▸ ENTRIES SHOWN:
..............................

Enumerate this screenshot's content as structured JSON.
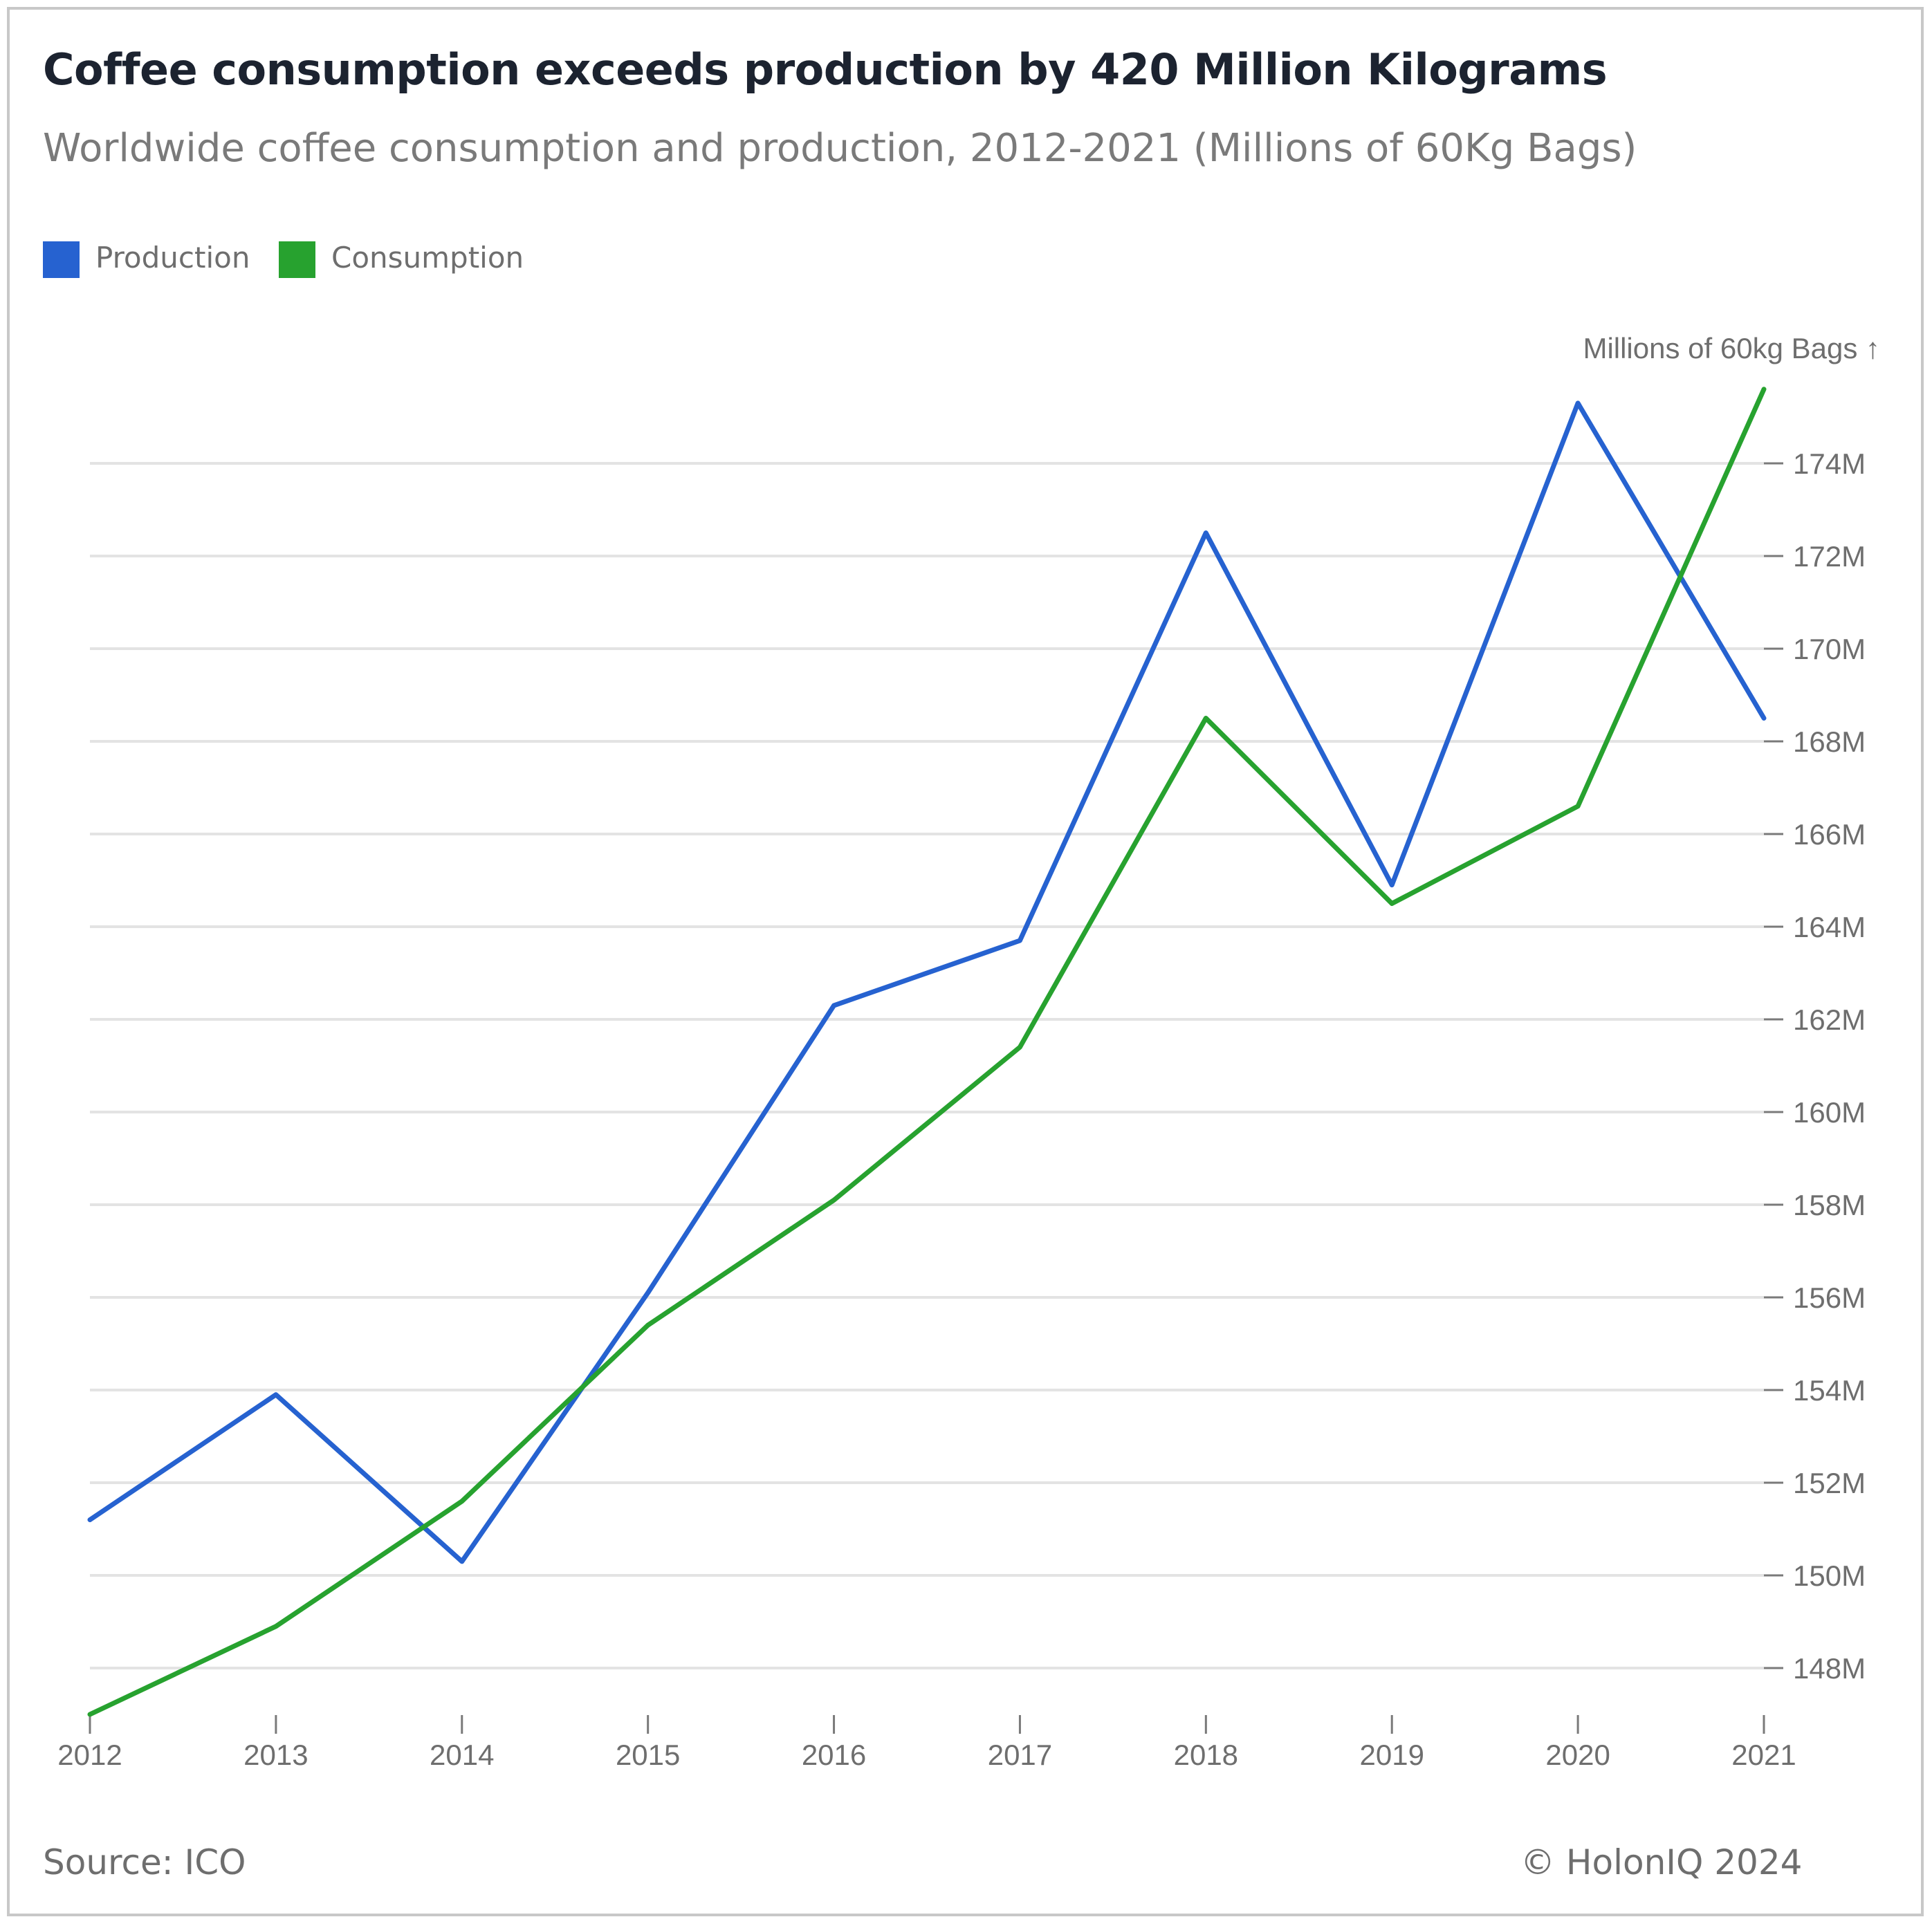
{
  "header": {
    "title": "Coffee consumption exceeds production by 420 Million Kilograms",
    "subtitle": "Worldwide coffee consumption and production, 2012-2021 (Millions of 60Kg Bags)"
  },
  "legend": [
    {
      "label": "Production",
      "color": "#2662d0"
    },
    {
      "label": "Consumption",
      "color": "#27a22f"
    }
  ],
  "footer": {
    "source": "Source: ICO",
    "copyright": "© HolonIQ 2024"
  },
  "chart_data": {
    "type": "line",
    "x": [
      "2012",
      "2013",
      "2014",
      "2015",
      "2016",
      "2017",
      "2018",
      "2019",
      "2020",
      "2021"
    ],
    "series": [
      {
        "name": "Production",
        "color": "#2662d0",
        "values": [
          151.2,
          153.9,
          150.3,
          156.1,
          162.3,
          163.7,
          172.5,
          164.9,
          175.3,
          168.5
        ]
      },
      {
        "name": "Consumption",
        "color": "#27a22f",
        "values": [
          147.0,
          148.9,
          151.6,
          155.4,
          158.1,
          161.4,
          168.5,
          164.5,
          166.6,
          175.6
        ]
      }
    ],
    "ylabel": "Millions of 60kg Bags ↑",
    "yticks": [
      148,
      150,
      152,
      154,
      156,
      158,
      160,
      162,
      164,
      166,
      168,
      170,
      172,
      174
    ],
    "ytick_suffix": "M",
    "ylim": [
      147,
      175.6
    ],
    "grid": true,
    "y_axis_position": "right",
    "legend_position": "top-left"
  }
}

..............................

▸ WHAT YOU WILL DO:
Where a line in the material contains "Bags", copy that line.

▸ OUTPUT FOR THIS EXERCISE:
    "subtitle": "Worldwide coffee consumption and production, 2012-2021 (Millions of 60Kg Bags)"
    "ylabel": "Millions of 60kg Bags ↑",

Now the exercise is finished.